-- Directions for this task --
Sift the material for lines containing "Follow", and return them.

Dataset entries
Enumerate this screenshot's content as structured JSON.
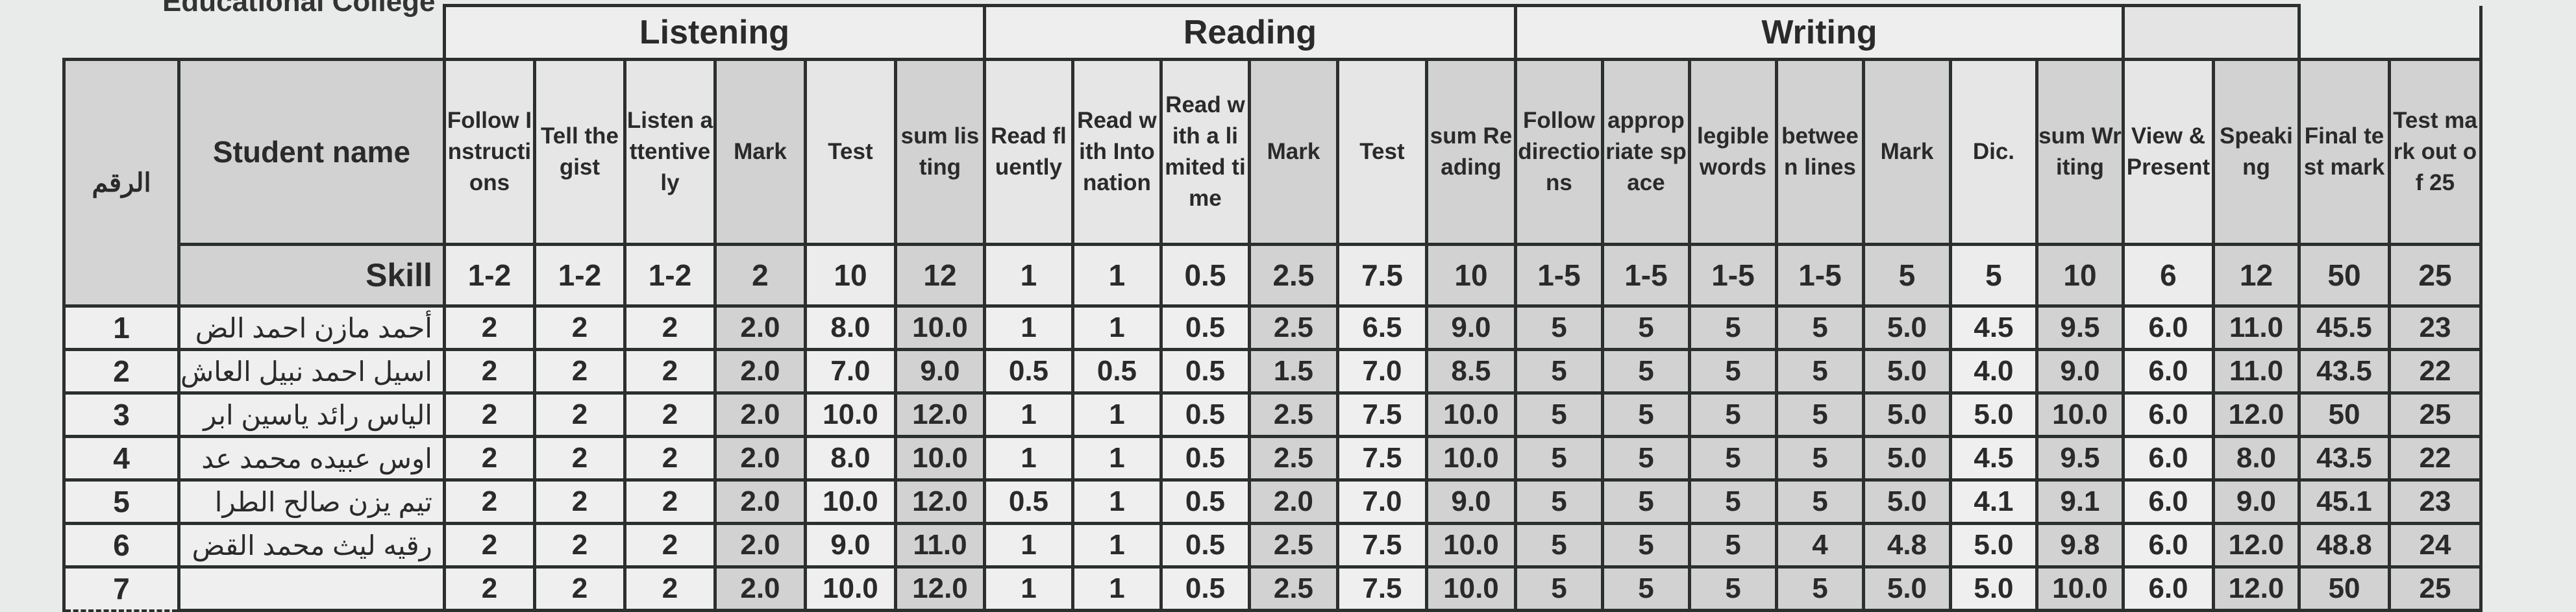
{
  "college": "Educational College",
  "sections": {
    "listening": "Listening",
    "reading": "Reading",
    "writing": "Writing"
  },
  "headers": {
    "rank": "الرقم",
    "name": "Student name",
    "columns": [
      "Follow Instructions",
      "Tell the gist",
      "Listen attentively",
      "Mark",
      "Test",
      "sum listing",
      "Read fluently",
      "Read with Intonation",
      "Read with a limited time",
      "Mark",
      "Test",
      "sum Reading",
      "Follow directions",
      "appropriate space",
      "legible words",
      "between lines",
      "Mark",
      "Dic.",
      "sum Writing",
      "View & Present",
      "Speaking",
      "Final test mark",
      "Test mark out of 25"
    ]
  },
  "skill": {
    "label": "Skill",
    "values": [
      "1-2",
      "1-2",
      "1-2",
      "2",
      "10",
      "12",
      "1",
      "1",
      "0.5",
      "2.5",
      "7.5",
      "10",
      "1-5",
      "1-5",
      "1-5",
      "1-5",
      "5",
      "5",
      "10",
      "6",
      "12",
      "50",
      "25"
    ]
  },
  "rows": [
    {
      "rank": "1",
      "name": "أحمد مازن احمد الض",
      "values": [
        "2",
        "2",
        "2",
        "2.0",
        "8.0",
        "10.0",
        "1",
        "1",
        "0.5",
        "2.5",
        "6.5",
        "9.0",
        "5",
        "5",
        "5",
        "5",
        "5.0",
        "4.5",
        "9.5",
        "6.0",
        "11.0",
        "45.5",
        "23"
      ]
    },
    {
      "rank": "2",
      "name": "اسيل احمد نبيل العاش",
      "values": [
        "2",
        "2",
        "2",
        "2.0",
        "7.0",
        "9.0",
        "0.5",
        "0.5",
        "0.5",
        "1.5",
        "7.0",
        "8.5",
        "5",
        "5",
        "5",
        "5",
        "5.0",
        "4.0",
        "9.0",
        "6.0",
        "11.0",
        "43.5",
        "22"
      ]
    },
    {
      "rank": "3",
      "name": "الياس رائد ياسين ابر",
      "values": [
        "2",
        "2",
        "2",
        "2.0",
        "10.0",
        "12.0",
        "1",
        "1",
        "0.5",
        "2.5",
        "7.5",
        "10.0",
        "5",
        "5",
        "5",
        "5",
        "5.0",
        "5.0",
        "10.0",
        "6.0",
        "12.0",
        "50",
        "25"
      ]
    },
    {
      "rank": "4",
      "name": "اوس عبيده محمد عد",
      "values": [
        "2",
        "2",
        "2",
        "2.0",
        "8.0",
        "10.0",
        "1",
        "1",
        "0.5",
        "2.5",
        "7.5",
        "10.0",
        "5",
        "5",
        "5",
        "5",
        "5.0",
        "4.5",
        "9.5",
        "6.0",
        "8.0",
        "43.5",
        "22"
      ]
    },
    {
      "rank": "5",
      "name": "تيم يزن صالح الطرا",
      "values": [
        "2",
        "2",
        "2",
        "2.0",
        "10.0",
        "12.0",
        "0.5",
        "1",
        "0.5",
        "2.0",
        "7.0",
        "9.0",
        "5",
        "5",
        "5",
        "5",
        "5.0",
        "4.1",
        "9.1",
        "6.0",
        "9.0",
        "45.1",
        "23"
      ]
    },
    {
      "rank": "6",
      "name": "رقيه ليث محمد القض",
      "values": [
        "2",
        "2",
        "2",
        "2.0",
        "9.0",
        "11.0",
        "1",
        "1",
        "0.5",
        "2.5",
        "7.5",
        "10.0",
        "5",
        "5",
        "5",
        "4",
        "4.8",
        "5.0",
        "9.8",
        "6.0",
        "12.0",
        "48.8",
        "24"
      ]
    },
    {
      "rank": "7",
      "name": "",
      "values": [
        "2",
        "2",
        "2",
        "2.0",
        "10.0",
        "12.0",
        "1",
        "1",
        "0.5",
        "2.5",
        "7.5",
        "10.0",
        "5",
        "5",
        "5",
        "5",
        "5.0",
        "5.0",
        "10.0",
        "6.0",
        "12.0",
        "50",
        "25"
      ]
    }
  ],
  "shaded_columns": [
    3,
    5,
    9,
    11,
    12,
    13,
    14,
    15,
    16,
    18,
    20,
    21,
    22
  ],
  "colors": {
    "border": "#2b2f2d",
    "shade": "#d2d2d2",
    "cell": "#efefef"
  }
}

-- Solution for this task --
      "Follow Instructions",
      "Follow directions",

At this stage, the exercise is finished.